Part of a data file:

:::

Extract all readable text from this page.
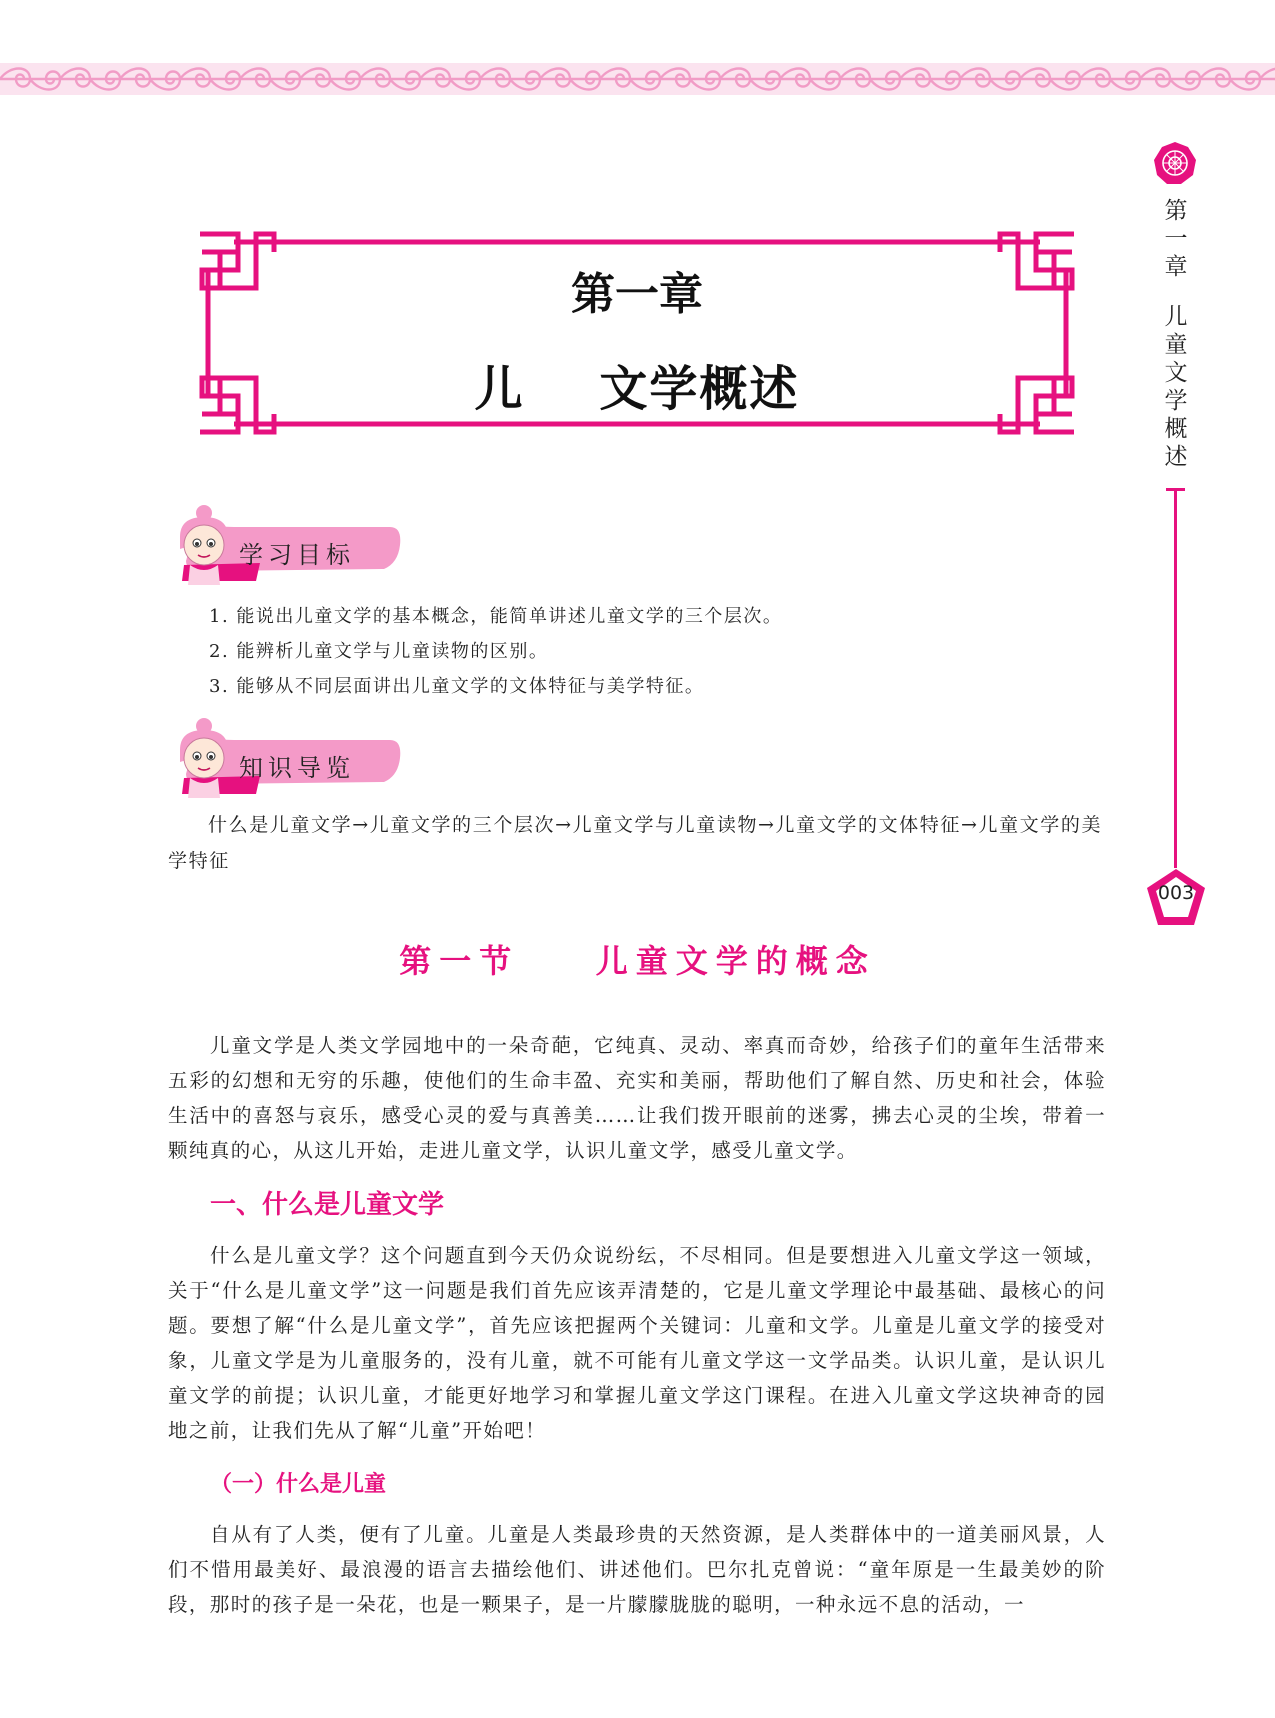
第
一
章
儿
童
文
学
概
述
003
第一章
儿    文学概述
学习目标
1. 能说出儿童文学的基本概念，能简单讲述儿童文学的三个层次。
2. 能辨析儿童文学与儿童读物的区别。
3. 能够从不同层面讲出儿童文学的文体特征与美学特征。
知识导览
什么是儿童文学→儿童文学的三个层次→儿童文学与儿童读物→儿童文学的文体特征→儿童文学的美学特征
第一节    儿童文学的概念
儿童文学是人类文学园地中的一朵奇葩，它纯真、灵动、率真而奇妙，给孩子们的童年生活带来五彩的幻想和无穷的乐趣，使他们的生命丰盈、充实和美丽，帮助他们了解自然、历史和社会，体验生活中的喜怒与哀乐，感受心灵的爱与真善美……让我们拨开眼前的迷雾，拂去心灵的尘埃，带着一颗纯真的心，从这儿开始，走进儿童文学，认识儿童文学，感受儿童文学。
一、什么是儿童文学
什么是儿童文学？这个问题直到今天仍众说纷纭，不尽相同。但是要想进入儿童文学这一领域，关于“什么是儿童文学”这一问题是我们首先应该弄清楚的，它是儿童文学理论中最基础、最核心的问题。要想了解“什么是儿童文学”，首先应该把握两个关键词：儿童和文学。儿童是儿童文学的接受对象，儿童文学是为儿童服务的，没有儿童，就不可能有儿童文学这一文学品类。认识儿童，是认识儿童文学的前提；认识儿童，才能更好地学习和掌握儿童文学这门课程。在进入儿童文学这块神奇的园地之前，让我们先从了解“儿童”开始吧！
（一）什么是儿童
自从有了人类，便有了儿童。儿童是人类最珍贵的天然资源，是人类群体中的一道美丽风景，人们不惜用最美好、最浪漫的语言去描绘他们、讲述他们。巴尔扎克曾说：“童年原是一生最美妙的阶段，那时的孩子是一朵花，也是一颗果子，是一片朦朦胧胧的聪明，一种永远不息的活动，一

:::

▸ **What is required**
Go through the listing above and quote it exactly, apart from its images.

▸ **Answer to the exercise**
Extract all readable text from this page.
第
一
章
儿
童
文
学
概
述
003
第一章
儿    文学概述
学习目标
1. 能说出儿童文学的基本概念，能简单讲述儿童文学的三个层次。
2. 能辨析儿童文学与儿童读物的区别。
3. 能够从不同层面讲出儿童文学的文体特征与美学特征。
知识导览
什么是儿童文学→儿童文学的三个层次→儿童文学与儿童读物→儿童文学的文体特征→儿童文学的美学特征
第一节    儿童文学的概念
儿童文学是人类文学园地中的一朵奇葩，它纯真、灵动、率真而奇妙，给孩子们的童年生活带来五彩的幻想和无穷的乐趣，使他们的生命丰盈、充实和美丽，帮助他们了解自然、历史和社会，体验生活中的喜怒与哀乐，感受心灵的爱与真善美……让我们拨开眼前的迷雾，拂去心灵的尘埃，带着一颗纯真的心，从这儿开始，走进儿童文学，认识儿童文学，感受儿童文学。
一、什么是儿童文学
什么是儿童文学？这个问题直到今天仍众说纷纭，不尽相同。但是要想进入儿童文学这一领域，关于“什么是儿童文学”这一问题是我们首先应该弄清楚的，它是儿童文学理论中最基础、最核心的问题。要想了解“什么是儿童文学”，首先应该把握两个关键词：儿童和文学。儿童是儿童文学的接受对象，儿童文学是为儿童服务的，没有儿童，就不可能有儿童文学这一文学品类。认识儿童，是认识儿童文学的前提；认识儿童，才能更好地学习和掌握儿童文学这门课程。在进入儿童文学这块神奇的园地之前，让我们先从了解“儿童”开始吧！
（一）什么是儿童
自从有了人类，便有了儿童。儿童是人类最珍贵的天然资源，是人类群体中的一道美丽风景，人们不惜用最美好、最浪漫的语言去描绘他们、讲述他们。巴尔扎克曾说：“童年原是一生最美妙的阶段，那时的孩子是一朵花，也是一颗果子，是一片朦朦胧胧的聪明，一种永远不息的活动，一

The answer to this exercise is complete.